> What this task involves
Lines containing the word "Channels" should be extracted in full.

> Source records
------------------------------------------------------------
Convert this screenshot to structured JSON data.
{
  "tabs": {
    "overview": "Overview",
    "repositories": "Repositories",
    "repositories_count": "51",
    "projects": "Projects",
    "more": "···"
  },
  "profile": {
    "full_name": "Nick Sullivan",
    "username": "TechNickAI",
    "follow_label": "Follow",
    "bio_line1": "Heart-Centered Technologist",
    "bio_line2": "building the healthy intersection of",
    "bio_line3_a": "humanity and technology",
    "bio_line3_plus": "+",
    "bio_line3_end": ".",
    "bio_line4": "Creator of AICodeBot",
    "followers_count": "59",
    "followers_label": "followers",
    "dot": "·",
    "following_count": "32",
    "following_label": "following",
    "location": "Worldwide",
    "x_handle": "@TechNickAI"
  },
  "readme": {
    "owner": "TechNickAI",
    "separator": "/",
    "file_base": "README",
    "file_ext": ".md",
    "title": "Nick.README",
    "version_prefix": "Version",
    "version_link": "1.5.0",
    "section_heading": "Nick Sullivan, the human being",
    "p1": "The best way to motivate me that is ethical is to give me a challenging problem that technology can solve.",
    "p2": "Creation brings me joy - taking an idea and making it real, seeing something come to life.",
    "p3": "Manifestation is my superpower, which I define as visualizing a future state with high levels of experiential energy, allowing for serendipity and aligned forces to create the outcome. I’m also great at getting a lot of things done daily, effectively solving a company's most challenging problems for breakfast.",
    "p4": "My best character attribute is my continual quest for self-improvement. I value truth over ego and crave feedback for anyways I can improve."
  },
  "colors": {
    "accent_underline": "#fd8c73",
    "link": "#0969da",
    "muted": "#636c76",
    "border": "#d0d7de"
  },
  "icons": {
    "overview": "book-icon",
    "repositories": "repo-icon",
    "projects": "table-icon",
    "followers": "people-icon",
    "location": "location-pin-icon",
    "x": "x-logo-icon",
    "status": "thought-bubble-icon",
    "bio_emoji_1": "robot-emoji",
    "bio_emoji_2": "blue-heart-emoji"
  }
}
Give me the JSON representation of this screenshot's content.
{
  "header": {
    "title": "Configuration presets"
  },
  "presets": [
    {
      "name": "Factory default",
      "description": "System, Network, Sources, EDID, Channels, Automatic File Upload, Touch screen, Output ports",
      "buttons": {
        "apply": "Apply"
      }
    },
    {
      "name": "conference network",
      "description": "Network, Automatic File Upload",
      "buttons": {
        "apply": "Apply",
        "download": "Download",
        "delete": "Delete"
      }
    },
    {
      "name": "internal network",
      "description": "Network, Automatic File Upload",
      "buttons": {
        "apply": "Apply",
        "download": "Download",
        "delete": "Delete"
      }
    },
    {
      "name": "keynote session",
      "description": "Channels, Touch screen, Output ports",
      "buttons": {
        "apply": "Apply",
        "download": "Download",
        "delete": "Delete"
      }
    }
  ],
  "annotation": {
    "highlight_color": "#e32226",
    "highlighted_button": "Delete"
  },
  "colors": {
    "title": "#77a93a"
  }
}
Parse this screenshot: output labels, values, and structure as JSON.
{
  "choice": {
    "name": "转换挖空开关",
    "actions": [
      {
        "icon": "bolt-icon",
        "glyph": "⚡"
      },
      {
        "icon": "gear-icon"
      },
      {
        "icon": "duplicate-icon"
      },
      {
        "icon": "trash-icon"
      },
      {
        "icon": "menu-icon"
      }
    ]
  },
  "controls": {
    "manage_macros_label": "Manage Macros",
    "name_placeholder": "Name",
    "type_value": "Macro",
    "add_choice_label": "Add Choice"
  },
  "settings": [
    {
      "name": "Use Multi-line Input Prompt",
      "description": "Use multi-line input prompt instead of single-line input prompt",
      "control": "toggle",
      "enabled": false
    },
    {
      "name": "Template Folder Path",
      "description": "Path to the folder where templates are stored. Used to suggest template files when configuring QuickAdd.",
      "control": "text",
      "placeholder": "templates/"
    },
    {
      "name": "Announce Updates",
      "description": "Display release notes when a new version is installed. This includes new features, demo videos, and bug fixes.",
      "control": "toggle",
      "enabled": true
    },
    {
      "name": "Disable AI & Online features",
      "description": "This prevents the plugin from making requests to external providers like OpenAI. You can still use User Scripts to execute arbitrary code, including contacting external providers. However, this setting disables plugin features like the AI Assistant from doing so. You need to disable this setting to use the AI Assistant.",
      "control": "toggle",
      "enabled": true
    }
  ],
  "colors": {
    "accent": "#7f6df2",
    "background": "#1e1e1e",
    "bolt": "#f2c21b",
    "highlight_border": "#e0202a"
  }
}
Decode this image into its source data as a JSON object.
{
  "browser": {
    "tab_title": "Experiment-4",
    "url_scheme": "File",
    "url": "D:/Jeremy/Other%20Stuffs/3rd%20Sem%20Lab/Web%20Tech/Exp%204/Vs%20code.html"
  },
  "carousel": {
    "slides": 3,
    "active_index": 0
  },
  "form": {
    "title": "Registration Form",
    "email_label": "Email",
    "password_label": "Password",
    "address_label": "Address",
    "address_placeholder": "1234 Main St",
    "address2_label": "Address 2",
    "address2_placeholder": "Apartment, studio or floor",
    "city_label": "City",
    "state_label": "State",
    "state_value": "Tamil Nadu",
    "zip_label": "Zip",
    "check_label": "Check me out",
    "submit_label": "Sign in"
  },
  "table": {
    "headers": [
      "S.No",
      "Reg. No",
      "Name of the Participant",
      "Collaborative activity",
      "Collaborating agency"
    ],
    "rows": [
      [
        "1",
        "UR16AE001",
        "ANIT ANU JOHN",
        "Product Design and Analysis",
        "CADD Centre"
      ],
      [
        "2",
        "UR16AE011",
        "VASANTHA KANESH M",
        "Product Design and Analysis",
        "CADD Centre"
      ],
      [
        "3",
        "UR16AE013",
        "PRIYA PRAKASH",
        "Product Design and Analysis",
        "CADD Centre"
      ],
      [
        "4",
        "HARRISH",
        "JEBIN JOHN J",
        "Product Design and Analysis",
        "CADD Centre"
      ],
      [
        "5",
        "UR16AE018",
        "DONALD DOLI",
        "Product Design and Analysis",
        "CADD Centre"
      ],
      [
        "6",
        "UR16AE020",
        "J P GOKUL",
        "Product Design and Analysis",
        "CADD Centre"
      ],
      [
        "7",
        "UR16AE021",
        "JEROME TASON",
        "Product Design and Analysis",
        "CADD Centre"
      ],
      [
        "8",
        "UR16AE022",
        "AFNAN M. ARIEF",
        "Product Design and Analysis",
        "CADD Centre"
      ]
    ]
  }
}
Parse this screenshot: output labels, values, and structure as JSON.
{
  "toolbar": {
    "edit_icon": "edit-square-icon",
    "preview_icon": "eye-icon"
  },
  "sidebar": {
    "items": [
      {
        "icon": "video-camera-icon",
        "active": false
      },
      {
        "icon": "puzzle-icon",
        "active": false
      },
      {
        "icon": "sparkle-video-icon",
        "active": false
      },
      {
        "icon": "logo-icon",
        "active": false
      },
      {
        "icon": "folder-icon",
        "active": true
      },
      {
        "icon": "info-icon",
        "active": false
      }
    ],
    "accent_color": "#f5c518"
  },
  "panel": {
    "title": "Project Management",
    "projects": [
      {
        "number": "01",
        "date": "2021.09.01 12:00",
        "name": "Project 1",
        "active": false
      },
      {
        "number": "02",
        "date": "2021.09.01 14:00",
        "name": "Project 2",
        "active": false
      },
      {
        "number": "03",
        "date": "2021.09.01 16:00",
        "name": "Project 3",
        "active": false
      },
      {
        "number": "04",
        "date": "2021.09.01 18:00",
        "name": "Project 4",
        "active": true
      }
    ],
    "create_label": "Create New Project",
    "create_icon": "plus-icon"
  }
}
------------------------------------------------------------
> Answer to this problem
      "description": "System, Network, Sources, EDID, Channels, Automatic File Upload, Touch screen, Output ports",
      "description": "Channels, Touch screen, Output ports",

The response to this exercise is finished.